(What to do) The data below should be restated word for word, with every picture omitted.

⁂

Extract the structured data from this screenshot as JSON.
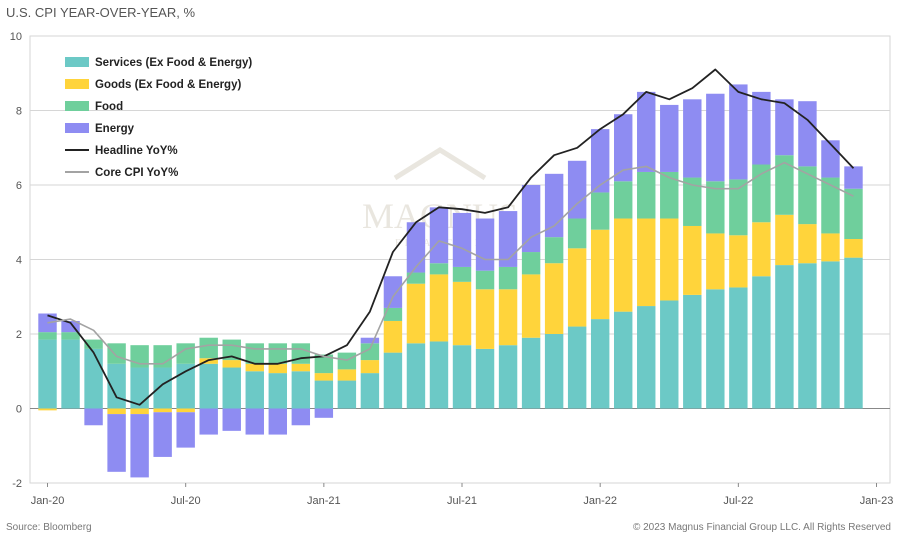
{
  "title": "U.S. CPI YEAR-OVER-YEAR, %",
  "source": "Source: Bloomberg",
  "copyright": "© 2023 Magnus Financial Group LLC. All Rights Reserved",
  "watermark": {
    "name": "MAGNUS",
    "sub": "FINANCIAL"
  },
  "colors": {
    "services": "#6cc9c6",
    "goods": "#ffd43b",
    "food": "#6fcf9c",
    "energy": "#8e8cf2",
    "headline": "#222222",
    "core": "#a3a3a3",
    "grid": "#d6d6d6",
    "axis": "#888888"
  },
  "chart_data": {
    "type": "bar",
    "stacked": true,
    "title": "U.S. CPI YEAR-OVER-YEAR, %",
    "ylim": [
      -2,
      10
    ],
    "yticks": [
      "-2",
      "0",
      "2",
      "4",
      "6",
      "8",
      "10"
    ],
    "grid": true,
    "legend_position": "top-left",
    "x_tick_labels": [
      "Jan-20",
      "Jul-20",
      "Jan-21",
      "Jul-21",
      "Jan-22",
      "Jul-22",
      "Jan-23"
    ],
    "x_tick_index": [
      0,
      6,
      12,
      18,
      24,
      30,
      36
    ],
    "categories": [
      "Jan-20",
      "Feb-20",
      "Mar-20",
      "Apr-20",
      "May-20",
      "Jun-20",
      "Jul-20",
      "Aug-20",
      "Sep-20",
      "Oct-20",
      "Nov-20",
      "Dec-20",
      "Jan-21",
      "Feb-21",
      "Mar-21",
      "Apr-21",
      "May-21",
      "Jun-21",
      "Jul-21",
      "Aug-21",
      "Sep-21",
      "Oct-21",
      "Nov-21",
      "Dec-21",
      "Jan-22",
      "Feb-22",
      "Mar-22",
      "Apr-22",
      "May-22",
      "Jun-22",
      "Jul-22",
      "Aug-22",
      "Sep-22",
      "Oct-22",
      "Nov-22",
      "Dec-22"
    ],
    "series": [
      {
        "name": "Services (Ex Food & Energy)",
        "key": "services",
        "kind": "bar",
        "values": [
          1.85,
          1.85,
          1.6,
          1.2,
          1.1,
          1.1,
          1.2,
          1.2,
          1.1,
          1.0,
          0.95,
          1.0,
          0.75,
          0.75,
          0.95,
          1.5,
          1.75,
          1.8,
          1.7,
          1.6,
          1.7,
          1.9,
          2.0,
          2.2,
          2.4,
          2.6,
          2.75,
          2.9,
          3.05,
          3.2,
          3.25,
          3.55,
          3.85,
          3.9,
          3.95,
          4.05
        ]
      },
      {
        "name": "Goods (Ex Food & Energy)",
        "key": "goods",
        "kind": "bar",
        "values": [
          -0.05,
          0.0,
          0.0,
          -0.15,
          -0.15,
          -0.1,
          -0.1,
          0.15,
          0.2,
          0.2,
          0.25,
          0.2,
          0.2,
          0.3,
          0.35,
          0.85,
          1.6,
          1.8,
          1.7,
          1.6,
          1.5,
          1.7,
          1.9,
          2.1,
          2.4,
          2.5,
          2.35,
          2.2,
          1.85,
          1.5,
          1.4,
          1.45,
          1.35,
          1.05,
          0.75,
          0.5
        ]
      },
      {
        "name": "Food",
        "key": "food",
        "kind": "bar",
        "values": [
          0.2,
          0.2,
          0.25,
          0.55,
          0.6,
          0.6,
          0.55,
          0.55,
          0.55,
          0.55,
          0.55,
          0.55,
          0.5,
          0.45,
          0.45,
          0.35,
          0.3,
          0.3,
          0.4,
          0.5,
          0.6,
          0.6,
          0.7,
          0.8,
          1.0,
          1.0,
          1.25,
          1.25,
          1.3,
          1.4,
          1.5,
          1.55,
          1.6,
          1.55,
          1.5,
          1.35
        ]
      },
      {
        "name": "Energy",
        "key": "energy",
        "kind": "bar",
        "values": [
          0.5,
          0.3,
          -0.45,
          -1.55,
          -1.7,
          -1.2,
          -0.95,
          -0.7,
          -0.6,
          -0.7,
          -0.7,
          -0.45,
          -0.25,
          0.0,
          0.15,
          0.85,
          1.35,
          1.5,
          1.45,
          1.4,
          1.5,
          1.8,
          1.7,
          1.55,
          1.7,
          1.8,
          2.15,
          1.8,
          2.1,
          2.35,
          2.55,
          1.95,
          1.5,
          1.75,
          1.0,
          0.6
        ]
      },
      {
        "name": "Headline YoY%",
        "key": "headline",
        "kind": "line",
        "values": [
          2.5,
          2.3,
          1.5,
          0.3,
          0.1,
          0.65,
          1.0,
          1.3,
          1.4,
          1.2,
          1.2,
          1.35,
          1.4,
          1.7,
          2.6,
          4.2,
          5.0,
          5.4,
          5.35,
          5.25,
          5.4,
          6.2,
          6.8,
          7.0,
          7.5,
          7.9,
          8.5,
          8.3,
          8.6,
          9.1,
          8.5,
          8.3,
          8.2,
          7.75,
          7.1,
          6.45
        ]
      },
      {
        "name": "Core CPI YoY%",
        "key": "core",
        "kind": "line",
        "values": [
          2.3,
          2.4,
          2.1,
          1.4,
          1.2,
          1.2,
          1.6,
          1.7,
          1.7,
          1.6,
          1.6,
          1.6,
          1.4,
          1.3,
          1.6,
          3.0,
          3.8,
          4.5,
          4.3,
          4.0,
          4.0,
          4.6,
          4.9,
          5.5,
          6.0,
          6.4,
          6.5,
          6.2,
          6.0,
          5.9,
          5.9,
          6.3,
          6.6,
          6.3,
          6.0,
          5.7
        ]
      }
    ]
  }
}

⁂

(Worked answer)
Extract the structured data from this screenshot as JSON.
{
  "title": "U.S. CPI YEAR-OVER-YEAR, %",
  "source": "Source: Bloomberg",
  "copyright": "© 2023 Magnus Financial Group LLC. All Rights Reserved",
  "watermark": {
    "name": "MAGNUS",
    "sub": "FINANCIAL"
  },
  "colors": {
    "services": "#6cc9c6",
    "goods": "#ffd43b",
    "food": "#6fcf9c",
    "energy": "#8e8cf2",
    "headline": "#222222",
    "core": "#a3a3a3",
    "grid": "#d6d6d6",
    "axis": "#888888"
  },
  "chart_data": {
    "type": "bar",
    "stacked": true,
    "title": "U.S. CPI YEAR-OVER-YEAR, %",
    "ylim": [
      -2,
      10
    ],
    "yticks": [
      "-2",
      "0",
      "2",
      "4",
      "6",
      "8",
      "10"
    ],
    "grid": true,
    "legend_position": "top-left",
    "x_tick_labels": [
      "Jan-20",
      "Jul-20",
      "Jan-21",
      "Jul-21",
      "Jan-22",
      "Jul-22",
      "Jan-23"
    ],
    "x_tick_index": [
      0,
      6,
      12,
      18,
      24,
      30,
      36
    ],
    "categories": [
      "Jan-20",
      "Feb-20",
      "Mar-20",
      "Apr-20",
      "May-20",
      "Jun-20",
      "Jul-20",
      "Aug-20",
      "Sep-20",
      "Oct-20",
      "Nov-20",
      "Dec-20",
      "Jan-21",
      "Feb-21",
      "Mar-21",
      "Apr-21",
      "May-21",
      "Jun-21",
      "Jul-21",
      "Aug-21",
      "Sep-21",
      "Oct-21",
      "Nov-21",
      "Dec-21",
      "Jan-22",
      "Feb-22",
      "Mar-22",
      "Apr-22",
      "May-22",
      "Jun-22",
      "Jul-22",
      "Aug-22",
      "Sep-22",
      "Oct-22",
      "Nov-22",
      "Dec-22"
    ],
    "series": [
      {
        "name": "Services (Ex Food & Energy)",
        "key": "services",
        "kind": "bar",
        "values": [
          1.85,
          1.85,
          1.6,
          1.2,
          1.1,
          1.1,
          1.2,
          1.2,
          1.1,
          1.0,
          0.95,
          1.0,
          0.75,
          0.75,
          0.95,
          1.5,
          1.75,
          1.8,
          1.7,
          1.6,
          1.7,
          1.9,
          2.0,
          2.2,
          2.4,
          2.6,
          2.75,
          2.9,
          3.05,
          3.2,
          3.25,
          3.55,
          3.85,
          3.9,
          3.95,
          4.05
        ]
      },
      {
        "name": "Goods (Ex Food & Energy)",
        "key": "goods",
        "kind": "bar",
        "values": [
          -0.05,
          0.0,
          0.0,
          -0.15,
          -0.15,
          -0.1,
          -0.1,
          0.15,
          0.2,
          0.2,
          0.25,
          0.2,
          0.2,
          0.3,
          0.35,
          0.85,
          1.6,
          1.8,
          1.7,
          1.6,
          1.5,
          1.7,
          1.9,
          2.1,
          2.4,
          2.5,
          2.35,
          2.2,
          1.85,
          1.5,
          1.4,
          1.45,
          1.35,
          1.05,
          0.75,
          0.5
        ]
      },
      {
        "name": "Food",
        "key": "food",
        "kind": "bar",
        "values": [
          0.2,
          0.2,
          0.25,
          0.55,
          0.6,
          0.6,
          0.55,
          0.55,
          0.55,
          0.55,
          0.55,
          0.55,
          0.5,
          0.45,
          0.45,
          0.35,
          0.3,
          0.3,
          0.4,
          0.5,
          0.6,
          0.6,
          0.7,
          0.8,
          1.0,
          1.0,
          1.25,
          1.25,
          1.3,
          1.4,
          1.5,
          1.55,
          1.6,
          1.55,
          1.5,
          1.35
        ]
      },
      {
        "name": "Energy",
        "key": "energy",
        "kind": "bar",
        "values": [
          0.5,
          0.3,
          -0.45,
          -1.55,
          -1.7,
          -1.2,
          -0.95,
          -0.7,
          -0.6,
          -0.7,
          -0.7,
          -0.45,
          -0.25,
          0.0,
          0.15,
          0.85,
          1.35,
          1.5,
          1.45,
          1.4,
          1.5,
          1.8,
          1.7,
          1.55,
          1.7,
          1.8,
          2.15,
          1.8,
          2.1,
          2.35,
          2.55,
          1.95,
          1.5,
          1.75,
          1.0,
          0.6
        ]
      },
      {
        "name": "Headline YoY%",
        "key": "headline",
        "kind": "line",
        "values": [
          2.5,
          2.3,
          1.5,
          0.3,
          0.1,
          0.65,
          1.0,
          1.3,
          1.4,
          1.2,
          1.2,
          1.35,
          1.4,
          1.7,
          2.6,
          4.2,
          5.0,
          5.4,
          5.35,
          5.25,
          5.4,
          6.2,
          6.8,
          7.0,
          7.5,
          7.9,
          8.5,
          8.3,
          8.6,
          9.1,
          8.5,
          8.3,
          8.2,
          7.75,
          7.1,
          6.45
        ]
      },
      {
        "name": "Core CPI YoY%",
        "key": "core",
        "kind": "line",
        "values": [
          2.3,
          2.4,
          2.1,
          1.4,
          1.2,
          1.2,
          1.6,
          1.7,
          1.7,
          1.6,
          1.6,
          1.6,
          1.4,
          1.3,
          1.6,
          3.0,
          3.8,
          4.5,
          4.3,
          4.0,
          4.0,
          4.6,
          4.9,
          5.5,
          6.0,
          6.4,
          6.5,
          6.2,
          6.0,
          5.9,
          5.9,
          6.3,
          6.6,
          6.3,
          6.0,
          5.7
        ]
      }
    ]
  }
}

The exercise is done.